### Excerpt
begin
# OG Kush and CBD Shark Shock



## deadkndys (Mar 23, 2014)

[FONT=Arial, Helvetica, sans-serif]So I transplanted my OG kush's  and CBD  Shark Shock a week ago. They seem to being doing good so far. They are a  month old and in FFOF also in 3 gallon grow bags. They are getting 19  hrs of light as I am using a 400w MH at night.
I also plan on adding 3 more Shark Shocks soon.

:smoke1:
[/FONT] 

View attachment GH pic1.jpg


----------



## 7greeneyes (Mar 24, 2014)

THEY definately look happy and pretty. Good job so far.

Can't wait to hear how that cbd strain turns out.

*Mojo* for your grow.


----------



## The Hemp Goddess (Mar 24, 2014)

They look nice and green, but you are getting some stretch there.  I think that you could cut the stretch down if you were running your lights 24/7.


----------



## deadkndys (Mar 24, 2014)

7greeneyes said:


> THEY definately look happy and pretty. Good job so far.
> 
> Can't wait to hear how that cbd strain turns out.
> 
> *Mojo* for your grow.


Thanks and yeah I very curious how the Shark Shock will do too.


The Hemp Goddess said:


> They look nice and green, but you are getting some stretch there.  I think that you could cut the stretch down if you were running your lights 24/7.


I would run them for 24 hrs but I feel they should have a few hours of rest.


----------



## sunakard2000 (Mar 24, 2014)
end
### Set problem 1
Name every username that appears in a post header of the OG Kush and CBD Shark Shock thread, each listed once.
### Set problem 2
According to the OG Kush and CBD Shark Shock thread, how many hours of light are the plants getting each day?
### Set problem 3
Continue the OG Kush and CBD Shark Shock grow thread from its last line.

### Dataset content
begin
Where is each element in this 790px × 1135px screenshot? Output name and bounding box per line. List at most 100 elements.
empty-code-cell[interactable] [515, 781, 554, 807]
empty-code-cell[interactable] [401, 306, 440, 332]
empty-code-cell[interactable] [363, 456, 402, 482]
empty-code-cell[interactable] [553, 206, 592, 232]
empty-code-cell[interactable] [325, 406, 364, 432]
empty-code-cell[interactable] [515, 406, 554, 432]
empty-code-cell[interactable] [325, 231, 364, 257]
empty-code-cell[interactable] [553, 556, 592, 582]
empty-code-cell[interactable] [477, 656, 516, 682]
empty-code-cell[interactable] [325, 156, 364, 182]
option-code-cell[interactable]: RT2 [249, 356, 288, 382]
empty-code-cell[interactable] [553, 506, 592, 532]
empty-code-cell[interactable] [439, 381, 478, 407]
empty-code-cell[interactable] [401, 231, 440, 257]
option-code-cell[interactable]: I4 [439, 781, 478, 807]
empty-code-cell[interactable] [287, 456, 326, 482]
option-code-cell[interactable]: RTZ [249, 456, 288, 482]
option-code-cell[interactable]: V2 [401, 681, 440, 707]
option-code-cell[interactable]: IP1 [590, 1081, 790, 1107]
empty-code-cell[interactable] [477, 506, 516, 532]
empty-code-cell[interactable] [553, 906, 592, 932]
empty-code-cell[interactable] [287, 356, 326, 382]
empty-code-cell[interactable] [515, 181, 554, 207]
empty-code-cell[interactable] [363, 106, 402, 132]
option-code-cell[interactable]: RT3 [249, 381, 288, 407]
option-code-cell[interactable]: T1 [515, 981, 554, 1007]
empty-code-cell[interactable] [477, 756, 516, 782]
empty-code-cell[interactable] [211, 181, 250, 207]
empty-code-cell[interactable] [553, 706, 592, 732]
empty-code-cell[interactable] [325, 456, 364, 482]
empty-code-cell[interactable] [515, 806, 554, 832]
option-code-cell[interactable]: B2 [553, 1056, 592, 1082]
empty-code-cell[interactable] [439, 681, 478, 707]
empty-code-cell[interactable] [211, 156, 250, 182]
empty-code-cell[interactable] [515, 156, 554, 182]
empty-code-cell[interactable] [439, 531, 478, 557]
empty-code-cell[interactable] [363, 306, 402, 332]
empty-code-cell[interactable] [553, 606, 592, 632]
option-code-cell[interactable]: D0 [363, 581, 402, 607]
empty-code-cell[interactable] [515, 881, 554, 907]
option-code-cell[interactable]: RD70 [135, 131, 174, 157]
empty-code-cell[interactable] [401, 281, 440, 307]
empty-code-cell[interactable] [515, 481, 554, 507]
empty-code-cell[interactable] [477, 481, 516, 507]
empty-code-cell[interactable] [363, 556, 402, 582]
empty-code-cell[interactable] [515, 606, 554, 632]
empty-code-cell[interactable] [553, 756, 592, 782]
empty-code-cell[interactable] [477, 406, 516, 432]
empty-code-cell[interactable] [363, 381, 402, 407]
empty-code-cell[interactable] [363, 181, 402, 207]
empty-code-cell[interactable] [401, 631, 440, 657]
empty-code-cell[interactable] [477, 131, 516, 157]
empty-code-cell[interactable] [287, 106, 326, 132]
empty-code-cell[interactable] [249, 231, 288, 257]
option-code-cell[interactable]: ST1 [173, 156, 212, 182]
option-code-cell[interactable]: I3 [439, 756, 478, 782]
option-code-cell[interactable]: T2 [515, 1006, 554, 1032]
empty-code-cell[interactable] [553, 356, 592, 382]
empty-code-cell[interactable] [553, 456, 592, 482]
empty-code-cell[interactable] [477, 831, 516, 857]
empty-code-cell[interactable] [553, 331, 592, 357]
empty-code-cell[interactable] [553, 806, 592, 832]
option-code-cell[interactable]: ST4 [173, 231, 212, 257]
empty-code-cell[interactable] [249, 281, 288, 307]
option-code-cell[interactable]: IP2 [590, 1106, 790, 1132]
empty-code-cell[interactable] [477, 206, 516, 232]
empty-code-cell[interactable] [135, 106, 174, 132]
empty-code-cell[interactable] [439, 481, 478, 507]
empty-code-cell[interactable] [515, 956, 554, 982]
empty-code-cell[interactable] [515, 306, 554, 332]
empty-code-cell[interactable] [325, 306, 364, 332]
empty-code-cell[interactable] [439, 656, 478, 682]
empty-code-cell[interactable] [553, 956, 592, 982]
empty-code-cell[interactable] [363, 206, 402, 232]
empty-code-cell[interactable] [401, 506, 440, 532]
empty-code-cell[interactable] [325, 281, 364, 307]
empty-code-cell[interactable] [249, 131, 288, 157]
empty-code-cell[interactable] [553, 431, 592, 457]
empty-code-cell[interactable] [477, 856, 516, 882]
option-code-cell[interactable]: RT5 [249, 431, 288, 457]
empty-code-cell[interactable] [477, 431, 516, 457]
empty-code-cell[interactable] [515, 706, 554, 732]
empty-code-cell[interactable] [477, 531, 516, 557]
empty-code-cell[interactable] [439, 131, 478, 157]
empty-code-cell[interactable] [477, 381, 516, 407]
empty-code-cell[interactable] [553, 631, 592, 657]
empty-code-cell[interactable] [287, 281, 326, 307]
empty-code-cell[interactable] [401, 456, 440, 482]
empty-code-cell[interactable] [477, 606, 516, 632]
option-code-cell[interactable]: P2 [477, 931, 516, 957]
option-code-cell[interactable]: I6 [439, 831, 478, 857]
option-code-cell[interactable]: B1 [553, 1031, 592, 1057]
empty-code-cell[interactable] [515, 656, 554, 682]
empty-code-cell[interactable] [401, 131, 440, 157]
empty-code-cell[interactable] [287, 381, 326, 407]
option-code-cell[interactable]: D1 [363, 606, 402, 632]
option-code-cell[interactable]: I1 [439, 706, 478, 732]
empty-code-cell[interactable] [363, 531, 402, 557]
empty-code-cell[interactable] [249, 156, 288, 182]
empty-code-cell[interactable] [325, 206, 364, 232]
end
### Exercise result 1
deadkndys, 7greeneyes, The Hemp Goddess, sunakard2000

### Exercise result 2
19 hours

### Exercise result 3
MJ is one of those magical plants, while in its veg stage it technially doesnt need a dark period, all a dark period does is cause the plant to stretch between nodes, the plant can continue to grow and grow and grow without ever seeing a dark period for years, i have a friend who has a mother plant thats going on its 9th year alive and every clone grown and flowered is still as good as it was 9 years ago.

as they say "no rest for the wicked", well MJ is one wickedly awesome plant!


----------



## The Hemp Goddess (Mar 25, 2014)

deadkndys said:


> Thanks and yeah I very curious how the Shark Shock will do too.
> 
> I would run them for 24 hrs but I feel they should have a few hours of rest.




 That is one of the common misconceptions about cannabis.  Some plants need a dark period and some plants don't.  Like Sunakard mentioned, cannabis is one that doesn't need a dark period--there is no benefit to a dark period when in veg.  Running 18/6 encourages the plant to stretch (looking for light) during the dark period, 24/7 light and the plant will grow--develop new internodes rather than stretch.


----------



## deadkndys (Apr 5, 2014)

Update 4/5/14

Gonna start feeding them next week. They should really take off once I do.
:48: 

View attachment DSC_0536.jpg


----------



## Rosebud (Apr 5, 2014)

They look beautiful... just lovely.


----------



## DrFever (Apr 5, 2014)

The Hemp Goddess said:


> That is one of the common misconceptions about cannabis.  Some plants need a dark period and some plants don't.  Like Sunakard mentioned, cannabis is one that doesn't need a dark period--there is no benefit to a dark period when in veg.  Running 18/6 encourages the plant to stretch (looking for light) during the dark period, 24/7 light and the plant will grow--develop new internodes rather than stretch.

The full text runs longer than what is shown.